[start of DATA PROVIDED]

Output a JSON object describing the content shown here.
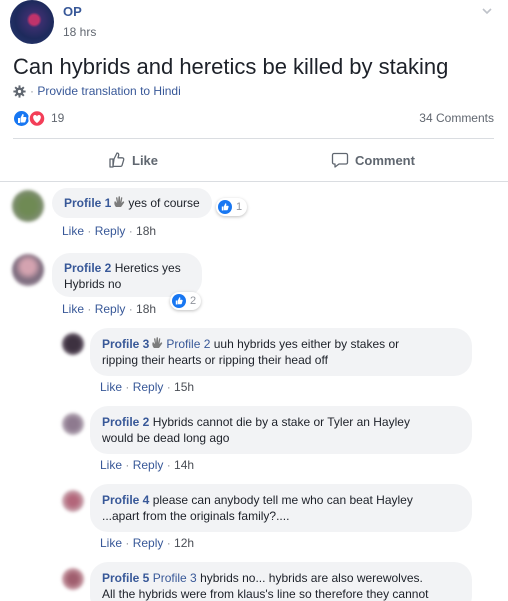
{
  "post": {
    "author": "OP",
    "time": "18 hrs",
    "text": "Can hybrids and heretics be killed by staking",
    "translate": "Provide translation to Hindi",
    "reaction_count": "19",
    "comments_count": "34 Comments",
    "like_label": "Like",
    "comment_label": "Comment"
  },
  "meta_labels": {
    "like": "Like",
    "reply": "Reply",
    "sep": " · "
  },
  "comments": [
    {
      "name": "Profile 1",
      "text": "yes of course",
      "time": "18h",
      "reactions": "1"
    },
    {
      "name": "Profile 2",
      "line1": "Heretics yes",
      "line2": "Hybrids no",
      "time": "18h",
      "reactions": "2"
    }
  ],
  "replies": [
    {
      "name": "Profile 3",
      "mention": "Profile 2",
      "line1": "uuh hybrids yes either by stakes or",
      "line2": "ripping their hearts or ripping their head off",
      "time": "15h"
    },
    {
      "name": "Profile 2",
      "line1": "Hybrids cannot die by a stake or Tyler an Hayley",
      "line2": "would be dead long ago",
      "time": "14h"
    },
    {
      "name": "Profile 4",
      "line1": "please can anybody tell me who can beat Hayley",
      "line2": "...apart from the originals family?....",
      "time": "12h"
    },
    {
      "name": "Profile 5",
      "mention": "Profile 3",
      "line1": "hybrids no... hybrids are also werewolves.",
      "line2": "All the hybrids were from klaus's line so therefore they cannot"
    }
  ],
  "colors": {
    "link": "#385898",
    "like_blue": "#1877f2",
    "love_red": "#f33e58",
    "bubble": "#f2f3f5"
  }
}
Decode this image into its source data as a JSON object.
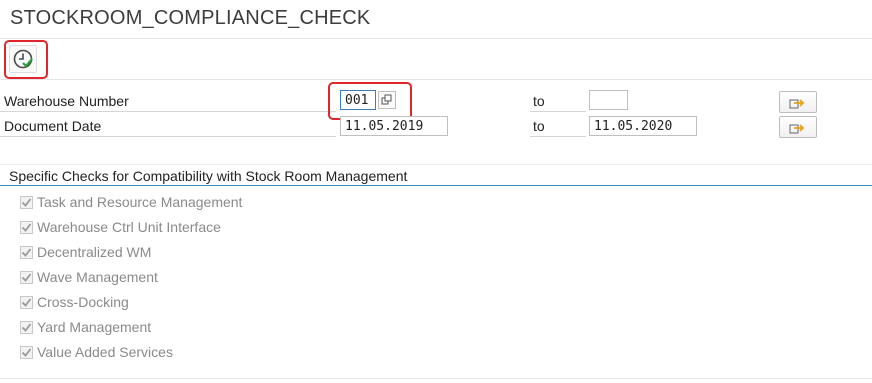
{
  "header": {
    "title": "STOCKROOM_COMPLIANCE_CHECK"
  },
  "toolbar": {
    "execute_icon": "execute-clock-check-icon"
  },
  "selection": {
    "warehouse": {
      "label": "Warehouse Number",
      "from": "001",
      "to_label": "to",
      "to": ""
    },
    "docdate": {
      "label": "Document Date",
      "from": "11.05.2019",
      "to_label": "to",
      "to": "11.05.2020"
    },
    "multiple_selection_icon": "arrow-right-icon"
  },
  "checks": {
    "title": "Specific Checks for Compatibility with Stock Room Management",
    "items": [
      {
        "label": "Task and Resource Management",
        "checked": true
      },
      {
        "label": "Warehouse Ctrl Unit Interface",
        "checked": true
      },
      {
        "label": "Decentralized WM",
        "checked": true
      },
      {
        "label": "Wave Management",
        "checked": true
      },
      {
        "label": "Cross-Docking",
        "checked": true
      },
      {
        "label": "Yard Management",
        "checked": true
      },
      {
        "label": "Value Added Services",
        "checked": true
      }
    ]
  },
  "colors": {
    "accent": "#3a8bc4",
    "highlight": "#e0262c",
    "execute_green": "#2aa13a"
  }
}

[end of DATA PROVIDED]

**BRIEF:**
Repeat the data in full and exactly. Omit pictures.

**ANSWER TO THIS TASK:**
Output a JSON object describing the content shown here.
{
  "post": {
    "author": "OP",
    "time": "18 hrs",
    "text": "Can hybrids and heretics be killed by staking",
    "translate": "Provide translation to Hindi",
    "reaction_count": "19",
    "comments_count": "34 Comments",
    "like_label": "Like",
    "comment_label": "Comment"
  },
  "meta_labels": {
    "like": "Like",
    "reply": "Reply",
    "sep": " · "
  },
  "comments": [
    {
      "name": "Profile 1",
      "text": "yes of course",
      "time": "18h",
      "reactions": "1"
    },
    {
      "name": "Profile 2",
      "line1": "Heretics yes",
      "line2": "Hybrids no",
      "time": "18h",
      "reactions": "2"
    }
  ],
  "replies": [
    {
      "name": "Profile 3",
      "mention": "Profile 2",
      "line1": "uuh hybrids yes either by stakes or",
      "line2": "ripping their hearts or ripping their head off",
      "time": "15h"
    },
    {
      "name": "Profile 2",
      "line1": "Hybrids cannot die by a stake or Tyler an Hayley",
      "line2": "would be dead long ago",
      "time": "14h"
    },
    {
      "name": "Profile 4",
      "line1": "please can anybody tell me who can beat Hayley",
      "line2": "...apart from the originals family?....",
      "time": "12h"
    },
    {
      "name": "Profile 5",
      "mention": "Profile 3",
      "line1": "hybrids no... hybrids are also werewolves.",
      "line2": "All the hybrids were from klaus's line so therefore they cannot"
    }
  ],
  "colors": {
    "link": "#385898",
    "like_blue": "#1877f2",
    "love_red": "#f33e58",
    "bubble": "#f2f3f5"
  }
}
Decode this image into its source data as a JSON object.
{
  "header": {
    "title": "STOCKROOM_COMPLIANCE_CHECK"
  },
  "toolbar": {
    "execute_icon": "execute-clock-check-icon"
  },
  "selection": {
    "warehouse": {
      "label": "Warehouse Number",
      "from": "001",
      "to_label": "to",
      "to": ""
    },
    "docdate": {
      "label": "Document Date",
      "from": "11.05.2019",
      "to_label": "to",
      "to": "11.05.2020"
    },
    "multiple_selection_icon": "arrow-right-icon"
  },
  "checks": {
    "title": "Specific Checks for Compatibility with Stock Room Management",
    "items": [
      {
        "label": "Task and Resource Management",
        "checked": true
      },
      {
        "label": "Warehouse Ctrl Unit Interface",
        "checked": true
      },
      {
        "label": "Decentralized WM",
        "checked": true
      },
      {
        "label": "Wave Management",
        "checked": true
      },
      {
        "label": "Cross-Docking",
        "checked": true
      },
      {
        "label": "Yard Management",
        "checked": true
      },
      {
        "label": "Value Added Services",
        "checked": true
      }
    ]
  },
  "colors": {
    "accent": "#3a8bc4",
    "highlight": "#e0262c",
    "execute_green": "#2aa13a"
  }
}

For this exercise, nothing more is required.